DATA FOR THIS TASK |
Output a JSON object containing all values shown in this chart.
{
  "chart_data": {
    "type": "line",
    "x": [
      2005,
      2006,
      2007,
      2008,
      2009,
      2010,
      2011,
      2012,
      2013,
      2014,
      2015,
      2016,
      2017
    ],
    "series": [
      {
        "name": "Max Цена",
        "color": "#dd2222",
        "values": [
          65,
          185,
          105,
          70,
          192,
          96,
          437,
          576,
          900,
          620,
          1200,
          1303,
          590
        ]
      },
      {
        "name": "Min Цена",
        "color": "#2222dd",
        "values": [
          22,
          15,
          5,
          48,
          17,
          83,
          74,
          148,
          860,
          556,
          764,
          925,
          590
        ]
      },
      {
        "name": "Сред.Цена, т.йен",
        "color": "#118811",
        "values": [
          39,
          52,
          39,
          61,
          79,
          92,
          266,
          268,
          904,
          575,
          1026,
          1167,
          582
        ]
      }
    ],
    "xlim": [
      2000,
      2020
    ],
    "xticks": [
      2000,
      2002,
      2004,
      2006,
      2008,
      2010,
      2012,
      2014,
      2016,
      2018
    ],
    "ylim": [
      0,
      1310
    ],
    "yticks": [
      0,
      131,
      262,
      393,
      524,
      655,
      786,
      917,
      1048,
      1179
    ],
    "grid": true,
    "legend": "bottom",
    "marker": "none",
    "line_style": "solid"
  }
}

YOUR GOAL |
Tally the lines above that contain the word "Цена", and reply with only the number.

RIGHT ANSWER |
3